== Task inputs ==
*-*-*
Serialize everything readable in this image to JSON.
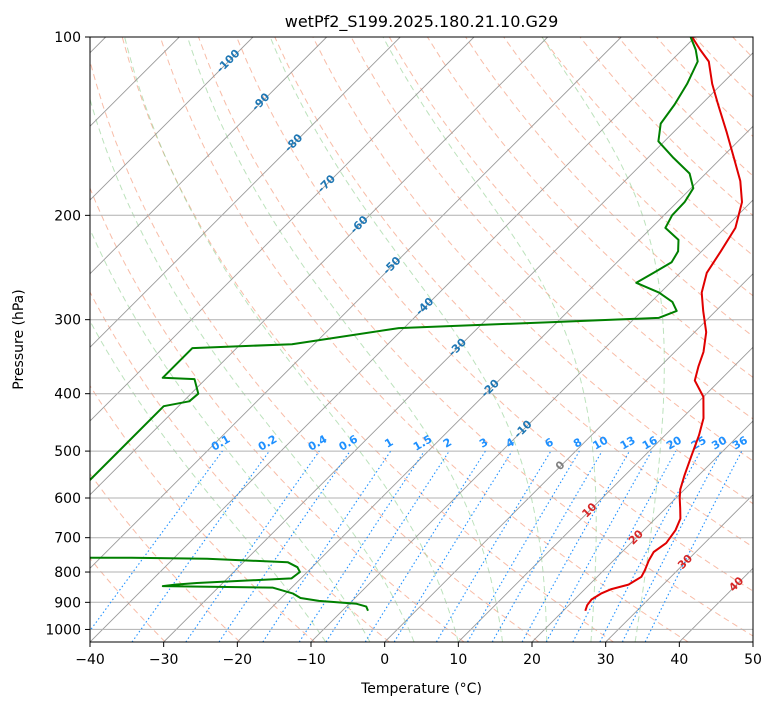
{
  "chart_data": {
    "type": "line",
    "subtype": "skew-t log-p diagram",
    "title": "wetPf2_S199.2025.180.21.10.G29",
    "xlabel": "Temperature (°C)",
    "ylabel": "Pressure (hPa)",
    "xlim": [
      -40,
      50
    ],
    "ylim": [
      1050,
      100
    ],
    "y_scale": "log",
    "x_ticks": [
      -40,
      -30,
      -20,
      -10,
      0,
      10,
      20,
      30,
      40,
      50
    ],
    "y_ticks": [
      100,
      200,
      300,
      400,
      500,
      600,
      700,
      800,
      900,
      1000
    ],
    "grid": true,
    "colors": {
      "temperature": "#e00000",
      "dewpoint": "#008000",
      "isotherm_labels": "#1f77b4",
      "isotherm_labels_warm": "#d62728",
      "mixing_ratio_labels": "#1e90ff",
      "zero_isotherm": "#808080"
    },
    "isotherm_labels": [
      {
        "text": "-100",
        "value": -100
      },
      {
        "text": "-90",
        "value": -90
      },
      {
        "text": "-80",
        "value": -80
      },
      {
        "text": "-70",
        "value": -70
      },
      {
        "text": "-60",
        "value": -60
      },
      {
        "text": "-50",
        "value": -50
      },
      {
        "text": "-40",
        "value": -40
      },
      {
        "text": "-30",
        "value": -30
      },
      {
        "text": "-20",
        "value": -20
      },
      {
        "text": "-10",
        "value": -10
      },
      {
        "text": "0",
        "value": 0
      },
      {
        "text": "10",
        "value": 10
      },
      {
        "text": "20",
        "value": 20
      },
      {
        "text": "30",
        "value": 30
      },
      {
        "text": "40",
        "value": 40
      }
    ],
    "mixing_ratio_labels": [
      "0.1",
      "0.2",
      "0.4",
      "0.6",
      "1",
      "1.5",
      "2",
      "3",
      "4",
      "6",
      "8",
      "10",
      "13",
      "16",
      "20",
      "25",
      "30",
      "36"
    ],
    "series": [
      {
        "name": "temperature",
        "points": [
          [
            23,
            930
          ],
          [
            22.5,
            910
          ],
          [
            22.3,
            890
          ],
          [
            22.8,
            870
          ],
          [
            23.6,
            855
          ],
          [
            25.3,
            840
          ],
          [
            26.0,
            815
          ],
          [
            25.6,
            795
          ],
          [
            24.8,
            765
          ],
          [
            24.3,
            740
          ],
          [
            24.8,
            715
          ],
          [
            24.3,
            680
          ],
          [
            23.4,
            650
          ],
          [
            22.0,
            625
          ],
          [
            20.5,
            600
          ],
          [
            19.4,
            580
          ],
          [
            18.1,
            550
          ],
          [
            16.4,
            510
          ],
          [
            14.6,
            470
          ],
          [
            12.9,
            440
          ],
          [
            10.0,
            405
          ],
          [
            6.6,
            380
          ],
          [
            5.2,
            360
          ],
          [
            3.9,
            340
          ],
          [
            1.6,
            315
          ],
          [
            -1.7,
            290
          ],
          [
            -4.4,
            270
          ],
          [
            -6.4,
            250
          ],
          [
            -7.4,
            230
          ],
          [
            -8.6,
            210
          ],
          [
            -11.2,
            190
          ],
          [
            -14.3,
            175
          ],
          [
            -18.3,
            160
          ],
          [
            -22.7,
            145
          ],
          [
            -27.7,
            130
          ],
          [
            -31.3,
            120
          ],
          [
            -34.8,
            110
          ],
          [
            -37.6,
            105
          ],
          [
            -40.4,
            100
          ]
        ]
      },
      {
        "name": "dewpoint",
        "points": [
          [
            -6.5,
            930
          ],
          [
            -7.3,
            915
          ],
          [
            -9.0,
            905
          ],
          [
            -14.5,
            895
          ],
          [
            -17.4,
            885
          ],
          [
            -19.0,
            870
          ],
          [
            -22.6,
            850
          ],
          [
            -37.7,
            845
          ],
          [
            -36.2,
            840
          ],
          [
            -33.5,
            835
          ],
          [
            -21.3,
            820
          ],
          [
            -21.0,
            800
          ],
          [
            -22.0,
            785
          ],
          [
            -24.0,
            770
          ],
          [
            -35.4,
            760
          ],
          [
            -45.8,
            757
          ],
          [
            -62,
            757
          ],
          [
            -62,
            420
          ],
          [
            -59.2,
            412
          ],
          [
            -59.0,
            400
          ],
          [
            -61.5,
            378
          ],
          [
            -66,
            376
          ],
          [
            -66,
            335
          ],
          [
            -53.0,
            330
          ],
          [
            -40.7,
            310
          ],
          [
            -21.0,
            303
          ],
          [
            -6.8,
            298
          ],
          [
            -5.3,
            290
          ],
          [
            -7.1,
            280
          ],
          [
            -10.2,
            270
          ],
          [
            -14.6,
            260
          ],
          [
            -13.6,
            250
          ],
          [
            -12.6,
            240
          ],
          [
            -13.2,
            230
          ],
          [
            -14.7,
            220
          ],
          [
            -18.1,
            210
          ],
          [
            -18.9,
            200
          ],
          [
            -19.0,
            190
          ],
          [
            -19.7,
            180
          ],
          [
            -22.2,
            170
          ],
          [
            -26.5,
            160
          ],
          [
            -30.8,
            150
          ],
          [
            -32.9,
            140
          ],
          [
            -33.6,
            130
          ],
          [
            -34.7,
            120
          ],
          [
            -36.3,
            110
          ],
          [
            -38.2,
            105
          ],
          [
            -40.6,
            100
          ]
        ]
      }
    ]
  }
}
*-*-*
All preceding records should be duplicated verbatim, images excepted.

Serialize everything readable in this image to JSON.
{
  "chart_data": {
    "type": "line",
    "subtype": "skew-t log-p diagram",
    "title": "wetPf2_S199.2025.180.21.10.G29",
    "xlabel": "Temperature (°C)",
    "ylabel": "Pressure (hPa)",
    "xlim": [
      -40,
      50
    ],
    "ylim": [
      1050,
      100
    ],
    "y_scale": "log",
    "x_ticks": [
      -40,
      -30,
      -20,
      -10,
      0,
      10,
      20,
      30,
      40,
      50
    ],
    "y_ticks": [
      100,
      200,
      300,
      400,
      500,
      600,
      700,
      800,
      900,
      1000
    ],
    "grid": true,
    "colors": {
      "temperature": "#e00000",
      "dewpoint": "#008000",
      "isotherm_labels": "#1f77b4",
      "isotherm_labels_warm": "#d62728",
      "mixing_ratio_labels": "#1e90ff",
      "zero_isotherm": "#808080"
    },
    "isotherm_labels": [
      {
        "text": "-100",
        "value": -100
      },
      {
        "text": "-90",
        "value": -90
      },
      {
        "text": "-80",
        "value": -80
      },
      {
        "text": "-70",
        "value": -70
      },
      {
        "text": "-60",
        "value": -60
      },
      {
        "text": "-50",
        "value": -50
      },
      {
        "text": "-40",
        "value": -40
      },
      {
        "text": "-30",
        "value": -30
      },
      {
        "text": "-20",
        "value": -20
      },
      {
        "text": "-10",
        "value": -10
      },
      {
        "text": "0",
        "value": 0
      },
      {
        "text": "10",
        "value": 10
      },
      {
        "text": "20",
        "value": 20
      },
      {
        "text": "30",
        "value": 30
      },
      {
        "text": "40",
        "value": 40
      }
    ],
    "mixing_ratio_labels": [
      "0.1",
      "0.2",
      "0.4",
      "0.6",
      "1",
      "1.5",
      "2",
      "3",
      "4",
      "6",
      "8",
      "10",
      "13",
      "16",
      "20",
      "25",
      "30",
      "36"
    ],
    "series": [
      {
        "name": "temperature",
        "points": [
          [
            23,
            930
          ],
          [
            22.5,
            910
          ],
          [
            22.3,
            890
          ],
          [
            22.8,
            870
          ],
          [
            23.6,
            855
          ],
          [
            25.3,
            840
          ],
          [
            26.0,
            815
          ],
          [
            25.6,
            795
          ],
          [
            24.8,
            765
          ],
          [
            24.3,
            740
          ],
          [
            24.8,
            715
          ],
          [
            24.3,
            680
          ],
          [
            23.4,
            650
          ],
          [
            22.0,
            625
          ],
          [
            20.5,
            600
          ],
          [
            19.4,
            580
          ],
          [
            18.1,
            550
          ],
          [
            16.4,
            510
          ],
          [
            14.6,
            470
          ],
          [
            12.9,
            440
          ],
          [
            10.0,
            405
          ],
          [
            6.6,
            380
          ],
          [
            5.2,
            360
          ],
          [
            3.9,
            340
          ],
          [
            1.6,
            315
          ],
          [
            -1.7,
            290
          ],
          [
            -4.4,
            270
          ],
          [
            -6.4,
            250
          ],
          [
            -7.4,
            230
          ],
          [
            -8.6,
            210
          ],
          [
            -11.2,
            190
          ],
          [
            -14.3,
            175
          ],
          [
            -18.3,
            160
          ],
          [
            -22.7,
            145
          ],
          [
            -27.7,
            130
          ],
          [
            -31.3,
            120
          ],
          [
            -34.8,
            110
          ],
          [
            -37.6,
            105
          ],
          [
            -40.4,
            100
          ]
        ]
      },
      {
        "name": "dewpoint",
        "points": [
          [
            -6.5,
            930
          ],
          [
            -7.3,
            915
          ],
          [
            -9.0,
            905
          ],
          [
            -14.5,
            895
          ],
          [
            -17.4,
            885
          ],
          [
            -19.0,
            870
          ],
          [
            -22.6,
            850
          ],
          [
            -37.7,
            845
          ],
          [
            -36.2,
            840
          ],
          [
            -33.5,
            835
          ],
          [
            -21.3,
            820
          ],
          [
            -21.0,
            800
          ],
          [
            -22.0,
            785
          ],
          [
            -24.0,
            770
          ],
          [
            -35.4,
            760
          ],
          [
            -45.8,
            757
          ],
          [
            -62,
            757
          ],
          [
            -62,
            420
          ],
          [
            -59.2,
            412
          ],
          [
            -59.0,
            400
          ],
          [
            -61.5,
            378
          ],
          [
            -66,
            376
          ],
          [
            -66,
            335
          ],
          [
            -53.0,
            330
          ],
          [
            -40.7,
            310
          ],
          [
            -21.0,
            303
          ],
          [
            -6.8,
            298
          ],
          [
            -5.3,
            290
          ],
          [
            -7.1,
            280
          ],
          [
            -10.2,
            270
          ],
          [
            -14.6,
            260
          ],
          [
            -13.6,
            250
          ],
          [
            -12.6,
            240
          ],
          [
            -13.2,
            230
          ],
          [
            -14.7,
            220
          ],
          [
            -18.1,
            210
          ],
          [
            -18.9,
            200
          ],
          [
            -19.0,
            190
          ],
          [
            -19.7,
            180
          ],
          [
            -22.2,
            170
          ],
          [
            -26.5,
            160
          ],
          [
            -30.8,
            150
          ],
          [
            -32.9,
            140
          ],
          [
            -33.6,
            130
          ],
          [
            -34.7,
            120
          ],
          [
            -36.3,
            110
          ],
          [
            -38.2,
            105
          ],
          [
            -40.6,
            100
          ]
        ]
      }
    ]
  }
}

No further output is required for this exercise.